◆ What to do ◆
Reproduce the passage of the memo on time and VLBI starting with "Abstract: The purpose" and going on through "in this figure.", without changing a word.

◆ Document ◆
○ ○ ○ ○ ○

Memo: "Time and VLBI"
Author: L. Petrov Date: 30-JAN-2001 Revised: 14-MAY-2002

Abstract: The purpose of this memo is to answer the questions: what kind of time measurements takes place in VLBI and to which time scale the observed VLBI delay is related.


Let's consider the simplified model of VLBI observations: 1) interferometer consists of two telescopes; 2) two-level of quantization is used in recording the signal; 3) change of time delay is negligible during the time of observation; 4) measurements are done in one channel. The simplified scheme of the VLBI equipment is shown in this figure.

           GPS-receiver                  
                |                        
                |                        
                v                       
H-maser --> Formatter <--- Reciever <--- Phase center    <--- Source
                |                        of the antenna
                v
               Tape
The signal from the source travels billions years till it reaches the phase center of the antenna, reflects from the surface(s), reaches the receiver, travels through the waveguides and cables and finally arrives to the part of the data acquisition terminal called "formatter". Formatter receives also the signal from an H-maser located in the thermostabilized room within 3-300 meters from it. H-maser generates the highly stable 5 MHz signal. The formatter divides this frequency to the so-called sampling frequency which is specified by the principle investigator of the VLBI experiment. The typical value of sampling frequency for geo-VLBI is 4MHz.

○ ○ ○ ○ ○

◆ Data supplied ◆
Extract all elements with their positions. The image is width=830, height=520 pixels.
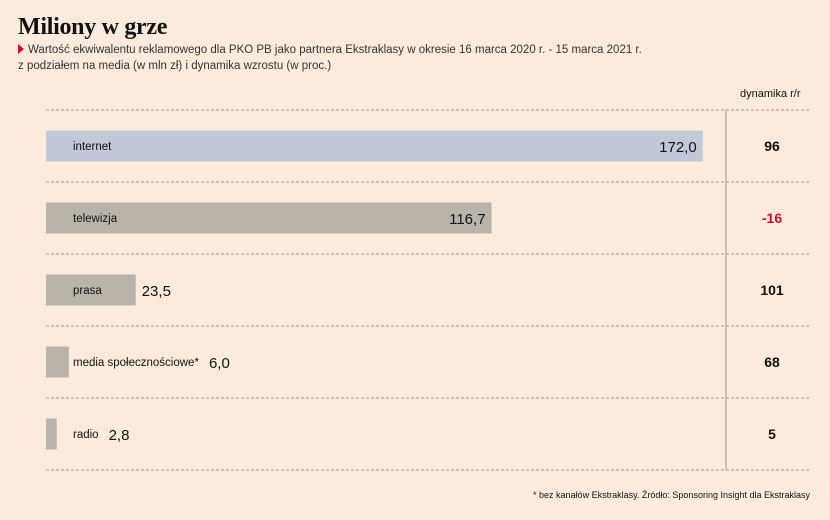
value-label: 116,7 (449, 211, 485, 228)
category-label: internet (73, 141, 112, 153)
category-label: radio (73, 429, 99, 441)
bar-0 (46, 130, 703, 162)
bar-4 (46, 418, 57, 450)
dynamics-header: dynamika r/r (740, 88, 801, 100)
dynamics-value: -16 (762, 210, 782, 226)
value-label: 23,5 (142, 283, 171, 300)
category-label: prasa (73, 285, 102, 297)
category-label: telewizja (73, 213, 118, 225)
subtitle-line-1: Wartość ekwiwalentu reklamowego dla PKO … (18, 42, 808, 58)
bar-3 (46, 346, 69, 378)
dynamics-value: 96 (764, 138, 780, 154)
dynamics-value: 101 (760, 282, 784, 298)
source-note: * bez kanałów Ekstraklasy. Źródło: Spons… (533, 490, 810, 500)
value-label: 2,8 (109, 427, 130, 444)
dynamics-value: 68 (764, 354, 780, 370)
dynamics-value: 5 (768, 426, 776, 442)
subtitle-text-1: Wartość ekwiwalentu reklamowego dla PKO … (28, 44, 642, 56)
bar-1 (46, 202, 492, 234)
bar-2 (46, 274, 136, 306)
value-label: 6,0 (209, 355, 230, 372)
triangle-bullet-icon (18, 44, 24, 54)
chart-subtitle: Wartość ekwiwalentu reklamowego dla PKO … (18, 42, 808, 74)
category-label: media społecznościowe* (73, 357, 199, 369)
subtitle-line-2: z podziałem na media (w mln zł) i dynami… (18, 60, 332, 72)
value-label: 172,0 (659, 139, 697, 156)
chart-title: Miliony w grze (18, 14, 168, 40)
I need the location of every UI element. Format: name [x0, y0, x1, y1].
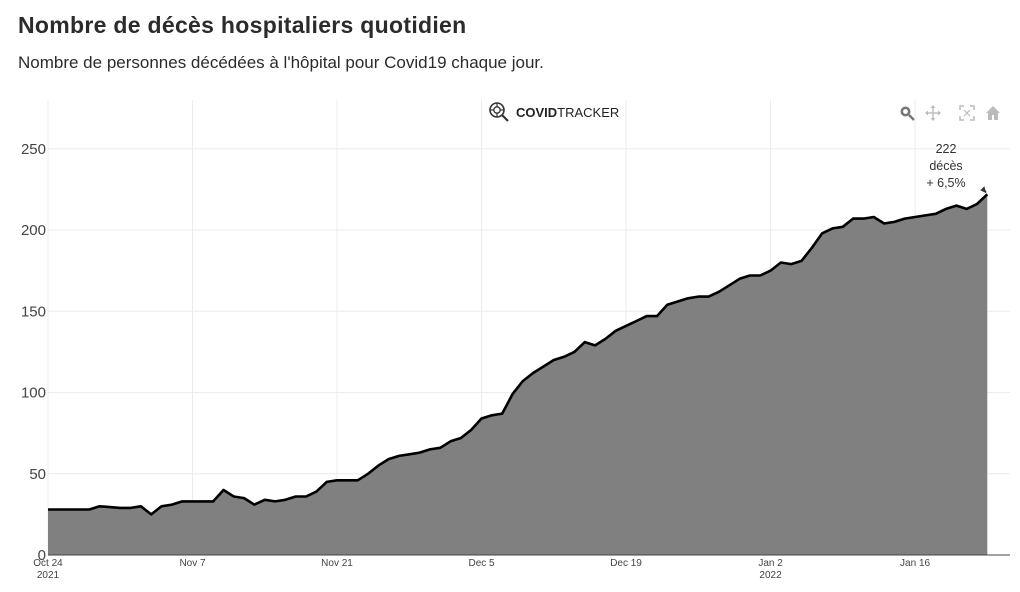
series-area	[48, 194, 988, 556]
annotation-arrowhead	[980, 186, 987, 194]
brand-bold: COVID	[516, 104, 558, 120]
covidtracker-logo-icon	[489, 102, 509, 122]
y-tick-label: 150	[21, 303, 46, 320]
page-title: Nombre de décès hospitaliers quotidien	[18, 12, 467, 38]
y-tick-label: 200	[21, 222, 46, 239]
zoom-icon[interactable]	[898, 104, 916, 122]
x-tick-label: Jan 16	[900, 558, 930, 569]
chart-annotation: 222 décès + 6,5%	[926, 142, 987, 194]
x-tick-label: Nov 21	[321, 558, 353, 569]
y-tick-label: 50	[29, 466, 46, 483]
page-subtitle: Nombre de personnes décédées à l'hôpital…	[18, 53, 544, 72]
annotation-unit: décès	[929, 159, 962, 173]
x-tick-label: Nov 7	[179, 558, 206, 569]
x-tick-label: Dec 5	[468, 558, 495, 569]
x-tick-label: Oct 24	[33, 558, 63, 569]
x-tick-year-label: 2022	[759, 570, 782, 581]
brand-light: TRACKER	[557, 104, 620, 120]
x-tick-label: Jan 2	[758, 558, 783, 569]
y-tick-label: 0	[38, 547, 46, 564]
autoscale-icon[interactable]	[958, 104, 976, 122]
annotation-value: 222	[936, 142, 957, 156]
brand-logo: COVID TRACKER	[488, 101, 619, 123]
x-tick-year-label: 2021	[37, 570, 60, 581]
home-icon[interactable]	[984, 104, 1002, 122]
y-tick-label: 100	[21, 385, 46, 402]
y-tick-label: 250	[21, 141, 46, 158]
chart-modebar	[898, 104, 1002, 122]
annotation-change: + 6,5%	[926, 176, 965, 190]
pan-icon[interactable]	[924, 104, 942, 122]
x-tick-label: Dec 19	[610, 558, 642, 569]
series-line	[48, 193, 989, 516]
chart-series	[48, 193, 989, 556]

○ ○ ○ ○ ○

◆ Result ◆
Abstract: The purpose of this memo is to answer the questions: what kind of time measurements takes place in VLBI and to which time scale the observed VLBI delay is related.


Let's consider the simplified model of VLBI observations: 1) interferometer consists of two telescopes; 2) two-level of quantization is used in recording the signal; 3) change of time delay is negligible during the time of observation; 4) measurements are done in one channel. The simplified scheme of the VLBI equipment is shown in this figure.